> [OPDRACHTEN]
1. Welk percentage van de kinesisten werkte volgens de tekst over zorgtoegang in Gent in 2023 niet meer aan het conventietarief?
2. Zet de tekst over zorgtoegang in Gent voort na de laatste zin.

==== GEGEVEN FRAGMENT

Bijvoorbeeld: Een jonge vrouw met ernstige maagklachten kreeg van haar huisarts het dringende advies om een gastroscopie te ondergaan. Toen ze begin april contact opnam met een geconventioneerde arts, bleek de eerstvolgende beschikbare afspraak pas in augustus 2024 te zijn. Noodgedwongen maakte ze een afspraak bij een niet-geconventioneerde arts, waar ze de week erop al terecht kon.
Het aantal zorgverleners dat niet langer geconventioneerd is stijgt; vooral onder specialisten, kinesisten, vroedvrouwen, enz. Cijfers uit de omgevingsanalyse gezondheid van de stad Gent bevestigen dit probleem.
In de eerstelijnszorg doen de problemen zich voornamelijk voor bij tandartsen en kinesisten. Van de algemene tandartsen in het arrondissement Gent werkt 56% niet en 16% slechts gedeeltelijk aan het conventietarief. Slechts 28% volgt het conventietarief. Ook bij kinesisten is de deconventionering opmerkelijk: in 2023 werkt 55% niet meer aan het conventietarief, tegenover 28% in 2021.
Deze schaarste leidt tot beperkte toegang tot zorg en hogere kosten voor patiënten.
De moeilijke toegang eist zijn tol, zoals blijkt uit een praktijkvoorbeeld: een tiener verliest haar bril, essentieel om lessen te volgen. Het gezin geniet van een leefloon en vraagt tussenkomst bij het OCMW voor de aankoop van een nieuwe bril. Hiervoor moet eerst een afspraak bij een geconventioneerde arts gemaakt worden, maar de tiener moet vier maanden wachten op een afspraak.
Ook tandzorg wordt steeds minder toegankelijk. Mensen zonder vaste tandarts hebben moeite om een afspraak te maken, en wachttijden kunnen oplopen tot maanden. Financiële drempels zijn een belangrijke factor; veel mensen met acute klachten wijken daarom uit naar de spoeddienst. In 2022 ging 56,5% van de Gentenaars jaarlijks naar de tandarts. Mensen zonder verhoogde tegemoetkoming gaan vaker naar de tandarts (60,4%) dan mensen met een verhoogde tegemoetkoming (43%) (IMA-atlas 2022). In 2022 ging een groot deel van de Gentenaars (24,5%) helemaal niet naar de tandarts, vooral zij met verhoogde tegemoetkoming (34,5%) (IMA-atlas 2022). Sommige tandartsen weigeren zelfs consultaties voor mensen met een verhoogde tegemoetkoming. 56% van de algemene tandartsen in het arrondissement Gent werkt niet en slechts 16% gedeeltelijk aan het conventietarief.
Daarnaast zien we dat snelle toegang tot zorg mogelijk is, mits het betalen van een supplement. Voor een snelle afspraak bij radiologie buiten de kantooruren moet vaak een extra bedrag worden betaald. Mensen die dit niet kunnen, moeten vaak maanden wachten. Hoewel er uitzonderingen zijn voor mensen met een verhoogde tegemoetkoming, blijft een grote groep met beperkte financiële middelen zonder verhoogde tegemoetkoming hiervan de dupe.

========
==== AANGELEVERD MATERIAAL

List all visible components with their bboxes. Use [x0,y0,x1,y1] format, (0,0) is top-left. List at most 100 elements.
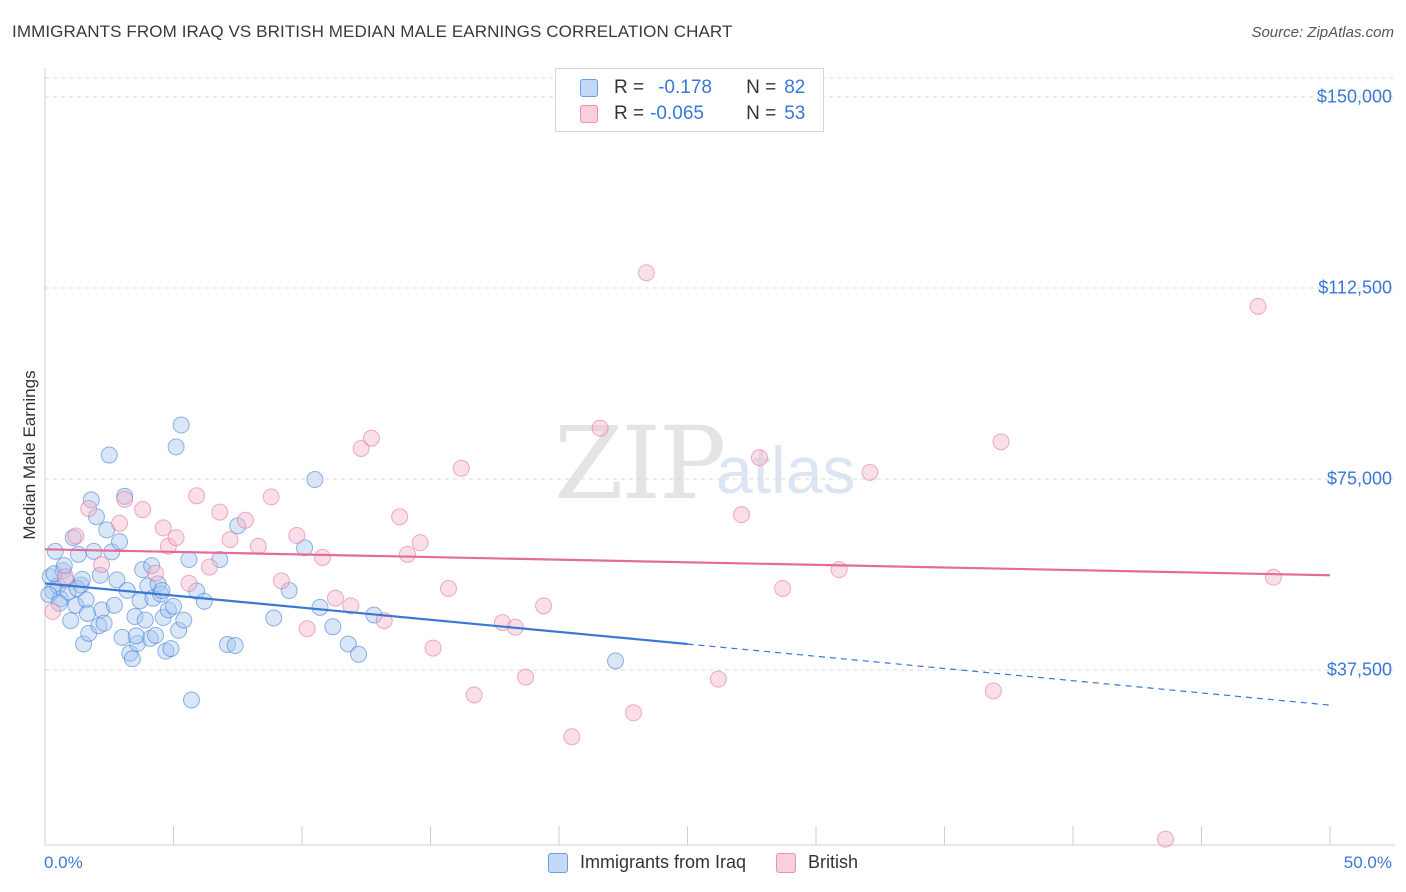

========

> [ANTWOORDEN]
1. 55%, tegenover 28% in 2021.

2.
Een ander zorgwekkend fenomeen is de lange wachttijd in ziekenhuizen voor consultaties bij specialisten. Patiënten worden vaak verwezen naar privépraktijken, waar ze sneller geholpen kunnen worden mits betaling van een supplement. Een voorbeeld: een afspraak bij een orthopedist in het ziekenhuis heeft een wachttijd van drie maanden, maar kan de volgende dag in de privépraktijk van diezelfde orthopedist worden ingepland voor een supplement van 65 euro.
Dit leidt tot uitstel van zorg en versterkt de ongelijkheid in toegang tot zorg. We stevenen af op een zorgsysteem met twee snelheden, waarbij duidelijk is wie hiervan profiteert en wie het onderspit delft.
Bestaande maatregelen kunnen de toegankelijkheid van de zorg verbeteren, als ze gekend zijn en correct toegepast worden. In 2022 werd het maximumbedrag aan persoonlijke aandelen voor de gezinnen met de laagste inkomens (tot en met 11.120 euro netto 2 jaar eerder) verlaagd van 450 naar 250 euro. Wijkgezondheidscentra ervaren dat deze maximumfactuur effectief een verschil maakt voor de lagere inkomens.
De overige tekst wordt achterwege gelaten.